▶ PROVIDED RECORDS:
● ● ●

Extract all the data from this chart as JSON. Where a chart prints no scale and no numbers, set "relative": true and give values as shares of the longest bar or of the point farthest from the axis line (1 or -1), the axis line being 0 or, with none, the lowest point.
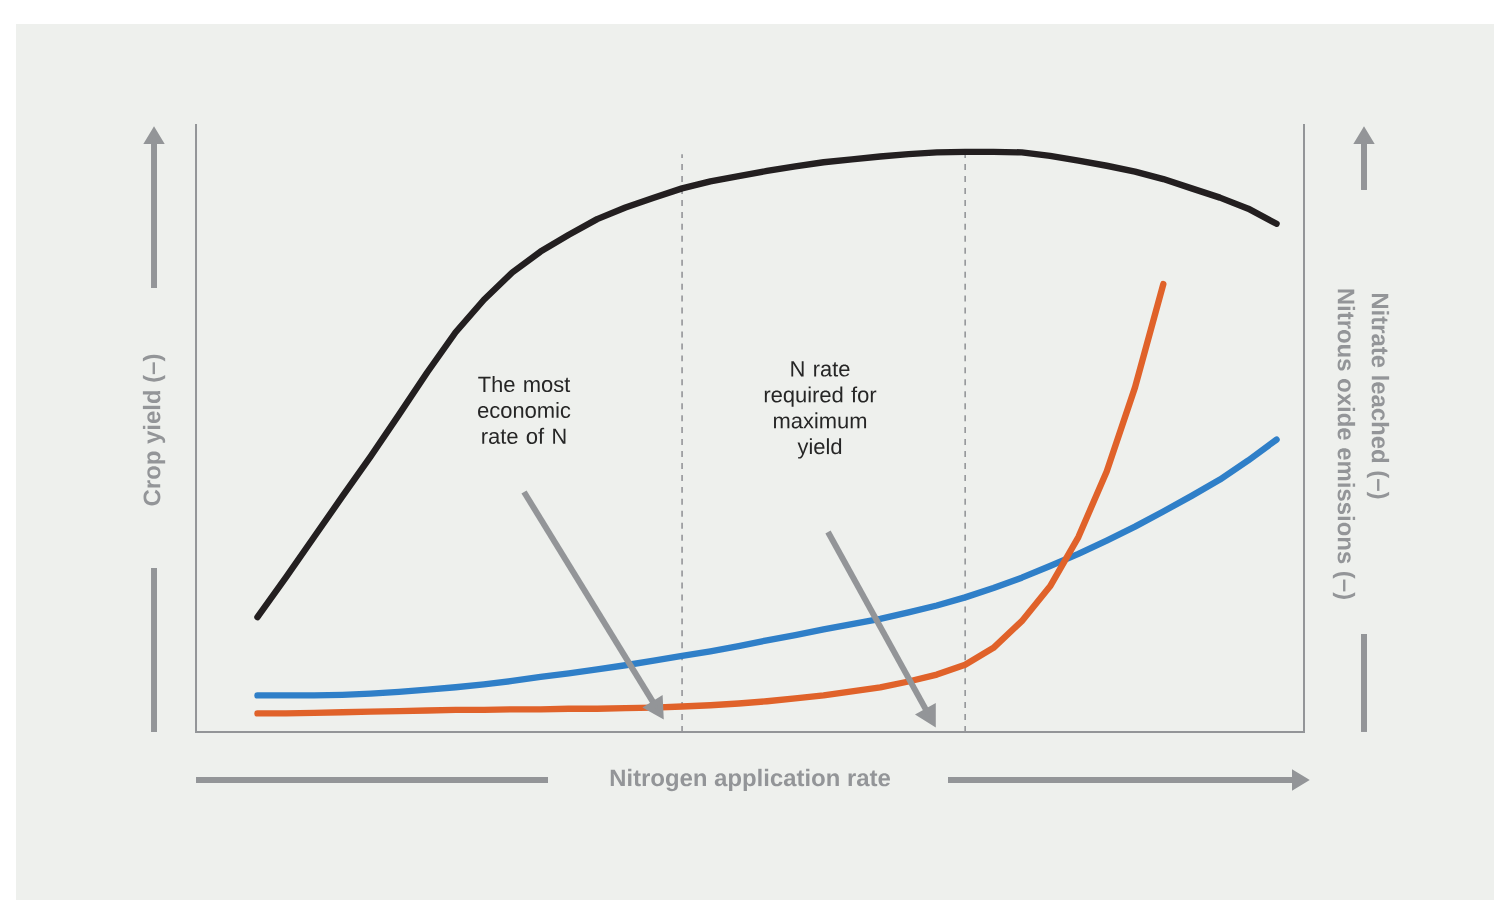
{
  "chart_data": {
    "type": "line",
    "relative": true,
    "marker": "none",
    "line_style": "solid",
    "xlabel": "Nitrogen application rate",
    "ylabel": "Crop yield (–)",
    "y2label": "Nitrate leached (–)",
    "y3label": "Nitrous oxide emissions (–)",
    "categories": [
      null,
      null,
      null,
      null,
      null,
      null,
      null,
      null,
      null,
      null,
      null,
      null,
      null,
      null,
      null,
      null,
      null,
      null,
      null,
      null,
      null,
      null,
      null,
      null,
      null,
      null,
      null,
      null,
      null,
      null,
      null,
      null,
      null,
      null,
      null,
      null,
      null
    ],
    "series": [
      {
        "color": "#231f20",
        "values": [
          0.198,
          0.266,
          0.336,
          0.406,
          0.475,
          0.547,
          0.62,
          0.689,
          0.745,
          0.792,
          0.828,
          0.857,
          0.884,
          0.904,
          0.921,
          0.937,
          0.949,
          0.958,
          0.967,
          0.975,
          0.982,
          0.987,
          0.992,
          0.996,
          0.999,
          1,
          1,
          0.999,
          0.993,
          0.985,
          0.976,
          0.966,
          0.953,
          0.937,
          0.921,
          0.902,
          0.876
        ]
      },
      {
        "color": "#2f7fc8",
        "values": [
          0.063,
          0.063,
          0.063,
          0.064,
          0.066,
          0.069,
          0.073,
          0.077,
          0.082,
          0.088,
          0.095,
          0.101,
          0.108,
          0.115,
          0.123,
          0.131,
          0.139,
          0.148,
          0.158,
          0.167,
          0.177,
          0.186,
          0.195,
          0.206,
          0.218,
          0.232,
          0.248,
          0.266,
          0.286,
          0.307,
          0.33,
          0.354,
          0.38,
          0.407,
          0.435,
          0.468,
          0.504
        ]
      },
      {
        "color": "#e0622a",
        "values": [
          0.032,
          0.032,
          0.033,
          0.034,
          0.035,
          0.036,
          0.037,
          0.038,
          0.038,
          0.039,
          0.039,
          0.04,
          0.04,
          0.041,
          0.042,
          0.044,
          0.046,
          0.049,
          0.053,
          0.058,
          0.063,
          0.07,
          0.077,
          0.087,
          0.099,
          0.116,
          0.145,
          0.191,
          0.251,
          0.336,
          0.449,
          0.594,
          0.772,
          null,
          null,
          null,
          null
        ]
      }
    ],
    "annotations": [
      "The most economic rate of N",
      "N rate required for maximum yield"
    ]
  }
}
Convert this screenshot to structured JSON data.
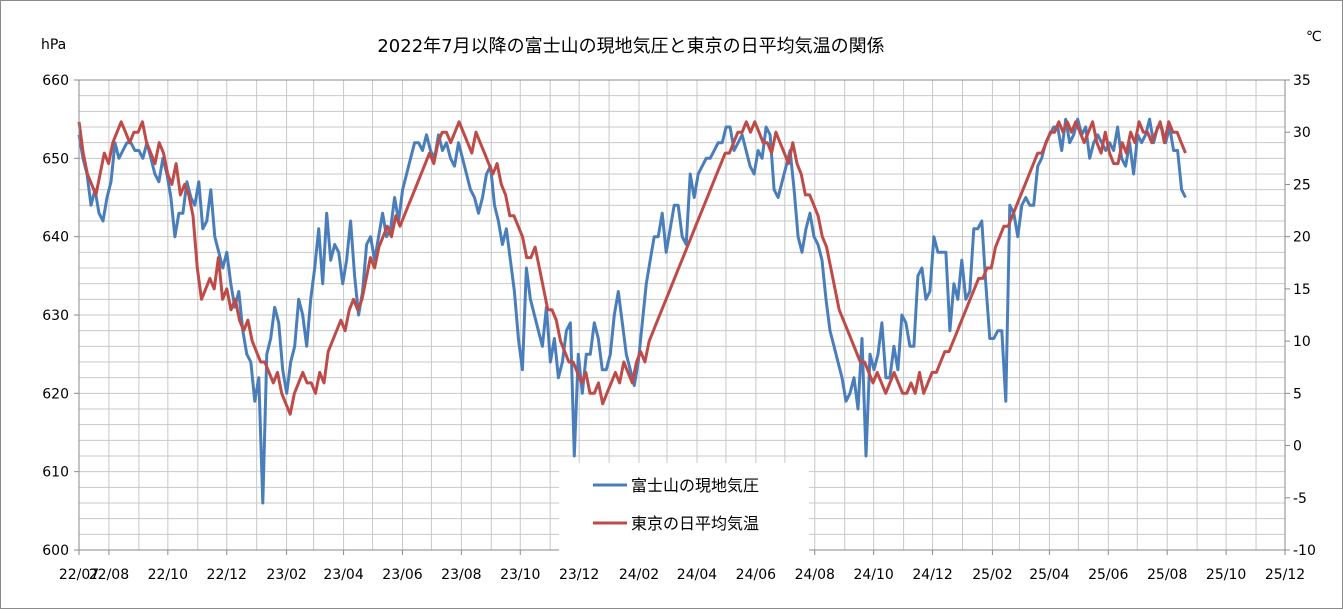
{
  "chart_data": {
    "type": "line",
    "title": "2022年7月以降の富士山の現地気圧と東京の日平均気温の関係",
    "y_left_unit": "hPa",
    "y_right_unit": "℃",
    "y_left_range": [
      600,
      660
    ],
    "y_right_range": [
      -10,
      35
    ],
    "y_left_ticks": [
      600,
      610,
      620,
      630,
      640,
      650,
      660
    ],
    "y_right_ticks": [
      -10,
      -5,
      0,
      5,
      10,
      15,
      20,
      25,
      30,
      35
    ],
    "x_ticks": [
      "22/07",
      "22/08",
      "22/10",
      "22/12",
      "23/02",
      "23/04",
      "23/06",
      "23/08",
      "23/10",
      "23/12",
      "24/02",
      "24/04",
      "24/06",
      "24/08",
      "24/10",
      "24/12",
      "25/02",
      "25/04",
      "25/06",
      "25/08",
      "25/10",
      "25/12"
    ],
    "grid": "on",
    "legend_position": "bottom-center",
    "series": [
      {
        "name": "富士山の現地気圧",
        "color": "#4a7ebb",
        "axis": "left",
        "x_start": "2022-07-01",
        "x_end": "2025-08-20",
        "values": [
          653,
          650,
          648,
          644,
          646,
          643,
          642,
          645,
          647,
          652,
          650,
          651,
          652,
          652,
          651,
          651,
          650,
          652,
          650,
          648,
          647,
          650,
          648,
          645,
          640,
          643,
          643,
          647,
          645,
          644,
          647,
          641,
          642,
          646,
          640,
          638,
          636,
          638,
          634,
          631,
          633,
          628,
          625,
          624,
          619,
          622,
          606,
          625,
          627,
          631,
          629,
          623,
          620,
          624,
          626,
          632,
          630,
          626,
          632,
          636,
          641,
          634,
          643,
          637,
          639,
          638,
          634,
          637,
          642,
          635,
          630,
          633,
          639,
          640,
          637,
          640,
          643,
          640,
          641,
          645,
          642,
          646,
          648,
          650,
          652,
          652,
          651,
          653,
          651,
          650,
          653,
          651,
          652,
          650,
          649,
          652,
          650,
          648,
          646,
          645,
          643,
          645,
          648,
          649,
          644,
          642,
          639,
          641,
          637,
          633,
          627,
          623,
          636,
          632,
          630,
          628,
          626,
          631,
          624,
          627,
          622,
          624,
          628,
          629,
          612,
          625,
          620,
          625,
          625,
          629,
          627,
          623,
          623,
          625,
          630,
          633,
          629,
          625,
          623,
          621,
          624,
          629,
          634,
          637,
          640,
          640,
          643,
          638,
          641,
          644,
          644,
          640,
          639,
          648,
          645,
          648,
          649,
          650,
          650,
          651,
          652,
          652,
          654,
          654,
          651,
          652,
          653,
          651,
          649,
          648,
          651,
          650,
          654,
          653,
          646,
          645,
          647,
          649,
          651,
          646,
          640,
          638,
          641,
          643,
          640,
          639,
          637,
          632,
          628,
          626,
          624,
          622,
          619,
          620,
          622,
          618,
          627,
          612,
          625,
          623,
          625,
          629,
          622,
          622,
          626,
          623,
          630,
          629,
          626,
          626,
          635,
          636,
          632,
          633,
          640,
          638,
          638,
          638,
          628,
          634,
          632,
          637,
          632,
          633,
          641,
          641,
          642,
          634,
          627,
          627,
          628,
          628,
          619,
          644,
          643,
          640,
          644,
          645,
          644,
          644,
          649,
          650,
          652,
          653,
          654,
          654,
          651,
          655,
          652,
          653,
          655,
          653,
          654,
          650,
          652,
          653,
          652,
          651,
          652,
          651,
          654,
          650,
          649,
          652,
          648,
          653,
          652,
          653,
          655,
          652,
          654,
          654,
          652,
          654,
          651,
          651,
          646,
          645
        ]
      },
      {
        "name": "東京の日平均気温",
        "color": "#be4b48",
        "axis": "right",
        "x_start": "2022-07-01",
        "x_end": "2025-08-20",
        "values": [
          31,
          28,
          26,
          25,
          24,
          26,
          28,
          27,
          29,
          30,
          31,
          30,
          29,
          30,
          30,
          31,
          29,
          28,
          27,
          29,
          28,
          26,
          25,
          27,
          24,
          25,
          24,
          22,
          17,
          14,
          15,
          16,
          15,
          18,
          14,
          15,
          13,
          14,
          12,
          11,
          12,
          10,
          9,
          8,
          8,
          7,
          6,
          7,
          5,
          4,
          3,
          5,
          6,
          7,
          6,
          6,
          5,
          7,
          6,
          9,
          10,
          11,
          12,
          11,
          13,
          14,
          13,
          14,
          16,
          18,
          17,
          19,
          20,
          21,
          20,
          22,
          21,
          22,
          23,
          24,
          25,
          26,
          27,
          28,
          27,
          29,
          30,
          30,
          29,
          30,
          31,
          30,
          29,
          28,
          30,
          29,
          28,
          27,
          26,
          27,
          25,
          24,
          22,
          22,
          21,
          20,
          18,
          18,
          19,
          17,
          15,
          13,
          13,
          12,
          10,
          9,
          8,
          8,
          7,
          6,
          7,
          5,
          5,
          6,
          4,
          5,
          6,
          7,
          6,
          8,
          7,
          6,
          8,
          9,
          8,
          10,
          11,
          12,
          13,
          14,
          15,
          16,
          17,
          18,
          19,
          20,
          21,
          22,
          23,
          24,
          25,
          26,
          27,
          28,
          28,
          29,
          30,
          30,
          31,
          30,
          31,
          30,
          29,
          29,
          28,
          30,
          29,
          28,
          27,
          29,
          27,
          26,
          24,
          24,
          23,
          22,
          20,
          19,
          17,
          15,
          13,
          12,
          11,
          10,
          9,
          8,
          8,
          7,
          6,
          7,
          6,
          5,
          6,
          7,
          6,
          5,
          5,
          6,
          5,
          7,
          5,
          6,
          7,
          7,
          8,
          9,
          9,
          10,
          11,
          12,
          13,
          14,
          15,
          16,
          16,
          17,
          17,
          19,
          20,
          21,
          21,
          22,
          23,
          24,
          25,
          26,
          27,
          28,
          28,
          29,
          30,
          30,
          31,
          30,
          31,
          30,
          31,
          30,
          29,
          30,
          31,
          29,
          28,
          30,
          28,
          27,
          27,
          29,
          28,
          30,
          29,
          31,
          30,
          30,
          29,
          30,
          31,
          29,
          31,
          30,
          30,
          29,
          28
        ]
      }
    ]
  }
}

● ● ●

▶ EXERCISE GOAL: Collect the lines of the data that carry the word "this".

▶ FINISHED TASK:
Extract all the data from this chart as JSON. Where a chart prints no scale and no numbers, set "relative": true and give values as shares of the longest bar or of the point farthest from the axis line (1 or -1), the axis line being 0 or, with none, the lowest point.
Convert this screenshot to structured JSON data.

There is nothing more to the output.